*RAW RECORDS:*
^^^^^^^^

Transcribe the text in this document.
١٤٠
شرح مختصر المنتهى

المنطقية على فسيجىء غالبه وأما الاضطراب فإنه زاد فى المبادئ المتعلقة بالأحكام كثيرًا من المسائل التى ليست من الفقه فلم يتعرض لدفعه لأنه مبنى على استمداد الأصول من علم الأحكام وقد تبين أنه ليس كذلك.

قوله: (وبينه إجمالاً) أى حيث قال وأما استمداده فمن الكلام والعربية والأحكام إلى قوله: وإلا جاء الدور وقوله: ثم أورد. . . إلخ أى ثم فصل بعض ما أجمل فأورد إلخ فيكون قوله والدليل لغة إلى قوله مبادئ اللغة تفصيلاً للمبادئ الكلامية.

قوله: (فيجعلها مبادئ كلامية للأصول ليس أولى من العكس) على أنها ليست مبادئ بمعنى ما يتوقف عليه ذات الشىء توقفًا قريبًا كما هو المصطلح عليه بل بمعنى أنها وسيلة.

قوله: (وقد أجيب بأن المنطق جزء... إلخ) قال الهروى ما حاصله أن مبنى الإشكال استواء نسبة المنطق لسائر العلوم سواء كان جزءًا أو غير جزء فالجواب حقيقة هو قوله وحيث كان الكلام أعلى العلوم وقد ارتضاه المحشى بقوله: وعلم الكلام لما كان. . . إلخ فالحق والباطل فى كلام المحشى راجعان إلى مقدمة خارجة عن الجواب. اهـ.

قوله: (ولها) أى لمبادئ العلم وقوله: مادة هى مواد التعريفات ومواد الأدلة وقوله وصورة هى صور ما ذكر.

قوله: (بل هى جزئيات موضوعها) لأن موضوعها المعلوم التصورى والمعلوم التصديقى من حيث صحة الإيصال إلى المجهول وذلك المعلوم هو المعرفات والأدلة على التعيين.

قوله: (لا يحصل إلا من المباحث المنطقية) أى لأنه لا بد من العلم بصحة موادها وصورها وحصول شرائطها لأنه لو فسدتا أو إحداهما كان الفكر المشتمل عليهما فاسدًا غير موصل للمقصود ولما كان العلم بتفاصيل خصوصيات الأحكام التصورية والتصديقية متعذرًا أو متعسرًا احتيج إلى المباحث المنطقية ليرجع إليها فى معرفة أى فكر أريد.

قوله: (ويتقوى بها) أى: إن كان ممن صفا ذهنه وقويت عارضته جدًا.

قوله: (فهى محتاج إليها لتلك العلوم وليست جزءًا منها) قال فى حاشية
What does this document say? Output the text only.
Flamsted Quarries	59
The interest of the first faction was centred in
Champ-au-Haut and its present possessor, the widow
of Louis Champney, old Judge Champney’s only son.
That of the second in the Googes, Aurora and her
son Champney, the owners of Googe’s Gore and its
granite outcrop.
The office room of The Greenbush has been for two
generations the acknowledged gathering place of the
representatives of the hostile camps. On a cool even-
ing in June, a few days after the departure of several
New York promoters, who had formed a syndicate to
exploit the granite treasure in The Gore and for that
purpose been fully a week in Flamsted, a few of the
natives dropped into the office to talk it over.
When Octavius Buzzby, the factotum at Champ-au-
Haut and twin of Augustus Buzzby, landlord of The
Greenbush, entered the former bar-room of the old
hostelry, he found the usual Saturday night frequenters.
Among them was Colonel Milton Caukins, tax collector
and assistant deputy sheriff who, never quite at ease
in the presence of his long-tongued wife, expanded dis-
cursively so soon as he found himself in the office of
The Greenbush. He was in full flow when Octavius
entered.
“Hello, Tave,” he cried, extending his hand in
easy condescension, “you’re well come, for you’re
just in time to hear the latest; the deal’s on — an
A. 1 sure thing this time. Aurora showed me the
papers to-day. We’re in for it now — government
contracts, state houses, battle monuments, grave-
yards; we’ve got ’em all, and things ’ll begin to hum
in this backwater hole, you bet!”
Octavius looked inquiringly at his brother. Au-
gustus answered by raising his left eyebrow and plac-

^^^^^^^^

*BRIEF:* Write out all the entries exactly.

*EXERCISE RESULT:*
Transcribe the text in this document.
١٤٠
شرح مختصر المنتهى

المنطقية على فسيجىء غالبه وأما الاضطراب فإنه زاد فى المبادئ المتعلقة بالأحكام كثيرًا من المسائل التى ليست من الفقه فلم يتعرض لدفعه لأنه مبنى على استمداد الأصول من علم الأحكام وقد تبين أنه ليس كذلك.

قوله: (وبينه إجمالاً) أى حيث قال وأما استمداده فمن الكلام والعربية والأحكام إلى قوله: وإلا جاء الدور وقوله: ثم أورد. . . إلخ أى ثم فصل بعض ما أجمل فأورد إلخ فيكون قوله والدليل لغة إلى قوله مبادئ اللغة تفصيلاً للمبادئ الكلامية.

قوله: (فيجعلها مبادئ كلامية للأصول ليس أولى من العكس) على أنها ليست مبادئ بمعنى ما يتوقف عليه ذات الشىء توقفًا قريبًا كما هو المصطلح عليه بل بمعنى أنها وسيلة.

قوله: (وقد أجيب بأن المنطق جزء... إلخ) قال الهروى ما حاصله أن مبنى الإشكال استواء نسبة المنطق لسائر العلوم سواء كان جزءًا أو غير جزء فالجواب حقيقة هو قوله وحيث كان الكلام أعلى العلوم وقد ارتضاه المحشى بقوله: وعلم الكلام لما كان. . . إلخ فالحق والباطل فى كلام المحشى راجعان إلى مقدمة خارجة عن الجواب. اهـ.

قوله: (ولها) أى لمبادئ العلم وقوله: مادة هى مواد التعريفات ومواد الأدلة وقوله وصورة هى صور ما ذكر.

قوله: (بل هى جزئيات موضوعها) لأن موضوعها المعلوم التصورى والمعلوم التصديقى من حيث صحة الإيصال إلى المجهول وذلك المعلوم هو المعرفات والأدلة على التعيين.

قوله: (لا يحصل إلا من المباحث المنطقية) أى لأنه لا بد من العلم بصحة موادها وصورها وحصول شرائطها لأنه لو فسدتا أو إحداهما كان الفكر المشتمل عليهما فاسدًا غير موصل للمقصود ولما كان العلم بتفاصيل خصوصيات الأحكام التصورية والتصديقية متعذرًا أو متعسرًا احتيج إلى المباحث المنطقية ليرجع إليها فى معرفة أى فكر أريد.

قوله: (ويتقوى بها) أى: إن كان ممن صفا ذهنه وقويت عارضته جدًا.

قوله: (فهى محتاج إليها لتلك العلوم وليست جزءًا منها) قال فى حاشية
What does this document say? Output the text only.
Flamsted Quarries	59
The interest of the first faction was centred in
Champ-au-Haut and its present possessor, the widow
of Louis Champney, old Judge Champney’s only son.
That of the second in the Googes, Aurora and her
son Champney, the owners of Googe’s Gore and its
granite outcrop.
The office room of The Greenbush has been for two
generations the acknowledged gathering place of the
representatives of the hostile camps. On a cool even-
ing in June, a few days after the departure of several
New York promoters, who had formed a syndicate to
exploit the granite treasure in The Gore and for that
purpose been fully a week in Flamsted, a few of the
natives dropped into the office to talk it over.
When Octavius Buzzby, the factotum at Champ-au-
Haut and twin of Augustus Buzzby, landlord of The
Greenbush, entered the former bar-room of the old
hostelry, he found the usual Saturday night frequenters.
Among them was Colonel Milton Caukins, tax collector
and assistant deputy sheriff who, never quite at ease
in the presence of his long-tongued wife, expanded dis-
cursively so soon as he found himself in the office of
The Greenbush. He was in full flow when Octavius
entered.
“Hello, Tave,” he cried, extending his hand in
easy condescension, “you’re well come, for you’re
just in time to hear the latest; the deal’s on — an
A. 1 sure thing this time. Aurora showed me the
papers to-day. We’re in for it now — government
contracts, state houses, battle monuments, grave-
yards; we’ve got ’em all, and things ’ll begin to hum
in this backwater hole, you bet!”
Octavius looked inquiringly at his brother. Au-
gustus answered by raising his left eyebrow and plac-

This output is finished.